TASK REQUIREMENTS: Scan each line of the records for the word "JSON" and extract the ones that have it.

MATERIAL FOR THE TASK:
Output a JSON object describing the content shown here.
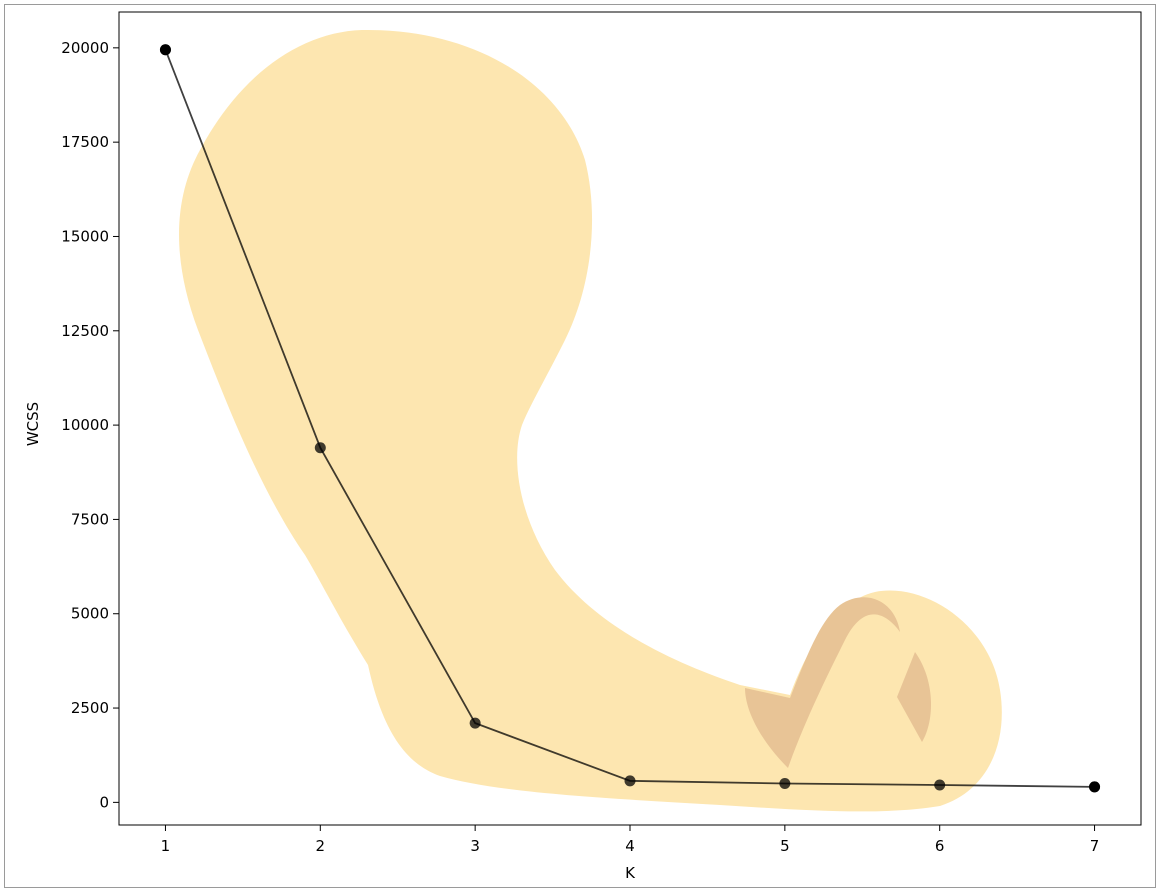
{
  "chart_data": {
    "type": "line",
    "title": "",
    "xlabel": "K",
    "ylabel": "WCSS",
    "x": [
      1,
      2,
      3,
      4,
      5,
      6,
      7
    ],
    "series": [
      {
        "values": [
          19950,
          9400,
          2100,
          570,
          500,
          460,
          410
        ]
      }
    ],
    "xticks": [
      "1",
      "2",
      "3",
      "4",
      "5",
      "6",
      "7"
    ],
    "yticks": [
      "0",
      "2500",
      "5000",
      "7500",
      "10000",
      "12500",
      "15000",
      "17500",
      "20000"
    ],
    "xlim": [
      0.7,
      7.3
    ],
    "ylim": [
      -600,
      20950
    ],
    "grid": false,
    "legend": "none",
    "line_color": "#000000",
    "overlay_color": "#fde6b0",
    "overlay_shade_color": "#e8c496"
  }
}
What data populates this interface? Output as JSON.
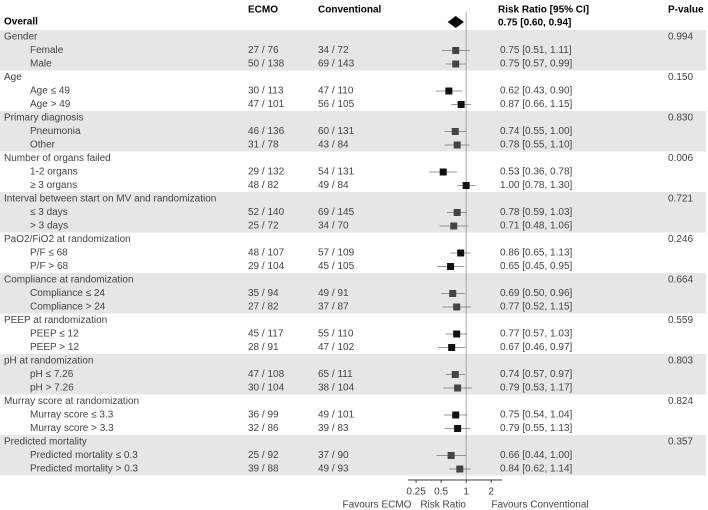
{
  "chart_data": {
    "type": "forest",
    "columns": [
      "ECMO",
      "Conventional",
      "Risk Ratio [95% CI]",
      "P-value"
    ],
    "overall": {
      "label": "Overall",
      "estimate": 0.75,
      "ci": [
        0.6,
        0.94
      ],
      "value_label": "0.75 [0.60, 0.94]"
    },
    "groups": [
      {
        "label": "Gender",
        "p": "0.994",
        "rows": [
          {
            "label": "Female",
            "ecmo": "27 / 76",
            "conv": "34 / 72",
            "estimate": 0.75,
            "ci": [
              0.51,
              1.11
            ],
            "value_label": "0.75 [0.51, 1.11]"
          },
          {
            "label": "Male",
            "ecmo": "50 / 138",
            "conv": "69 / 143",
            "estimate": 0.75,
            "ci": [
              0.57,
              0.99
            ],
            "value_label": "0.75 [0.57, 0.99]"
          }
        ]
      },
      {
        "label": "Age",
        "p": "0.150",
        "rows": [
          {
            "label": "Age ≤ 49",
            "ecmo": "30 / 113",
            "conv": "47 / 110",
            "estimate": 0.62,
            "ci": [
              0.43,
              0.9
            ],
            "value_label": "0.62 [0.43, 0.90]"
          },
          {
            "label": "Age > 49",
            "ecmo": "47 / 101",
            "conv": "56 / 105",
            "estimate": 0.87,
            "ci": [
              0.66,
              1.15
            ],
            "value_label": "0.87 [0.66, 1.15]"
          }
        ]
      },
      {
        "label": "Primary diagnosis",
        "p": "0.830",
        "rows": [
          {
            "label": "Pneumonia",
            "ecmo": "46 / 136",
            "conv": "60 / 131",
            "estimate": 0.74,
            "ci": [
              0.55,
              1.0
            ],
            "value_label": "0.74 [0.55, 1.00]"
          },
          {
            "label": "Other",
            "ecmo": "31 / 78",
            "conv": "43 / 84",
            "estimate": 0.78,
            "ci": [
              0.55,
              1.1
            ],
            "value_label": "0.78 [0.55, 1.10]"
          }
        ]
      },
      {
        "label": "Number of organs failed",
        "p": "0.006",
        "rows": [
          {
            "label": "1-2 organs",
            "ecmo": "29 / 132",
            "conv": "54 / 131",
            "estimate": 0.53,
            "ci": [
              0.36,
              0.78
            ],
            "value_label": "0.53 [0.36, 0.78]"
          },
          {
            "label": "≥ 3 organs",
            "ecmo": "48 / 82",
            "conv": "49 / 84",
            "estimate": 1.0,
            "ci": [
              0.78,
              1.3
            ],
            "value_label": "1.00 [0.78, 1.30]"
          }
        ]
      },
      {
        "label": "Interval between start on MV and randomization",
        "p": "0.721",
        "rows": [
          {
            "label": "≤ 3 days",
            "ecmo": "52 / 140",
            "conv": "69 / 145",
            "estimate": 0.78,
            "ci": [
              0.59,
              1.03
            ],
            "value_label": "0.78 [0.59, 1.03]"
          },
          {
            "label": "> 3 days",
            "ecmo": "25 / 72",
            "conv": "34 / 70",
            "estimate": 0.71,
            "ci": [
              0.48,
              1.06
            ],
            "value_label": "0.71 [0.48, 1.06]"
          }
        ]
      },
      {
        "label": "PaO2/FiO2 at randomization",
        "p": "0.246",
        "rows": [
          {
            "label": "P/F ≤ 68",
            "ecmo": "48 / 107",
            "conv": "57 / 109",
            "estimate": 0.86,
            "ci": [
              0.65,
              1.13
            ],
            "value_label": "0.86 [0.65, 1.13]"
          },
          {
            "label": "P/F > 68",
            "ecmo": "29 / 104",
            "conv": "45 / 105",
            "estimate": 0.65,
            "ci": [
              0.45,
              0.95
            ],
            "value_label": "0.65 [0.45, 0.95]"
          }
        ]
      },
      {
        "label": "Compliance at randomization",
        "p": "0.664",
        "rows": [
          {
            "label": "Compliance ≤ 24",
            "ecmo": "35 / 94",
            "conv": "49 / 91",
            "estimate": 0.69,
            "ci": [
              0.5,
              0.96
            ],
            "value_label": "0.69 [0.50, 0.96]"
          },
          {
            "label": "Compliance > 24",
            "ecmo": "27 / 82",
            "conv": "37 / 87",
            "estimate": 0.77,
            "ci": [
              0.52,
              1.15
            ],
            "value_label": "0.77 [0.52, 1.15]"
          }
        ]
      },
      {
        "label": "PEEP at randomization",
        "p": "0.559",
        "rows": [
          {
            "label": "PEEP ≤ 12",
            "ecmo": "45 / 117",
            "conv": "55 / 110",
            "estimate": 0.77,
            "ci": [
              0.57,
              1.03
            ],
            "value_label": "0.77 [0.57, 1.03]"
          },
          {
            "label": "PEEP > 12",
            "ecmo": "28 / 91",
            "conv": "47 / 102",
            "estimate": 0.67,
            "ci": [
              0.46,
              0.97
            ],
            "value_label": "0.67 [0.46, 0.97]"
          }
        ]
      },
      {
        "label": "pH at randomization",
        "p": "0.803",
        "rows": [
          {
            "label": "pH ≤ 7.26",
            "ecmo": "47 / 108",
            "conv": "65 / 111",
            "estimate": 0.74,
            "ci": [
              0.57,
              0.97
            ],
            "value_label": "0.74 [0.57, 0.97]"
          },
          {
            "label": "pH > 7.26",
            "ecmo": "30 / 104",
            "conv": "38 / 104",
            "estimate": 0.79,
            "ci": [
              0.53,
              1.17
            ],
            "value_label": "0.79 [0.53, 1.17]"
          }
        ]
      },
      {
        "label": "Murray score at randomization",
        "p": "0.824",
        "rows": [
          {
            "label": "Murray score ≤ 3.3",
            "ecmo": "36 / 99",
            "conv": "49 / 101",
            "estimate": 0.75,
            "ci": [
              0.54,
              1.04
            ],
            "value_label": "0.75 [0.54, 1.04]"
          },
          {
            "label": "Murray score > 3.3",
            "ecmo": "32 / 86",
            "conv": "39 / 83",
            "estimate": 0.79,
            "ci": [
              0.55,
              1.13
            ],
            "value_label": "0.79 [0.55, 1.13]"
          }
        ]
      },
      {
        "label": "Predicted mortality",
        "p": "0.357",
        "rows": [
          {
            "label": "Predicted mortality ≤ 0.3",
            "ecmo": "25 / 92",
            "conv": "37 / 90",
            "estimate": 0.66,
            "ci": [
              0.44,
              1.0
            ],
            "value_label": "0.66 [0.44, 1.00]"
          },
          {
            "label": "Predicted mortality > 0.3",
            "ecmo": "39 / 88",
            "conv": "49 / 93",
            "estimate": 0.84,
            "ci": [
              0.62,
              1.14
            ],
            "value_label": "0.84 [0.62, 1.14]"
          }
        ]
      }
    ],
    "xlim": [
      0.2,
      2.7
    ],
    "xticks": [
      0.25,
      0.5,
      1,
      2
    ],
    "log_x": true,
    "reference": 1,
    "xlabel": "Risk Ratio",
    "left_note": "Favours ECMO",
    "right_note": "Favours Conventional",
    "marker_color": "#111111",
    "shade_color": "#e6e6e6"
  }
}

RIGHT ANSWER:
Output a JSON object describing the content shown here.
What data populates this interface? Output as JSON.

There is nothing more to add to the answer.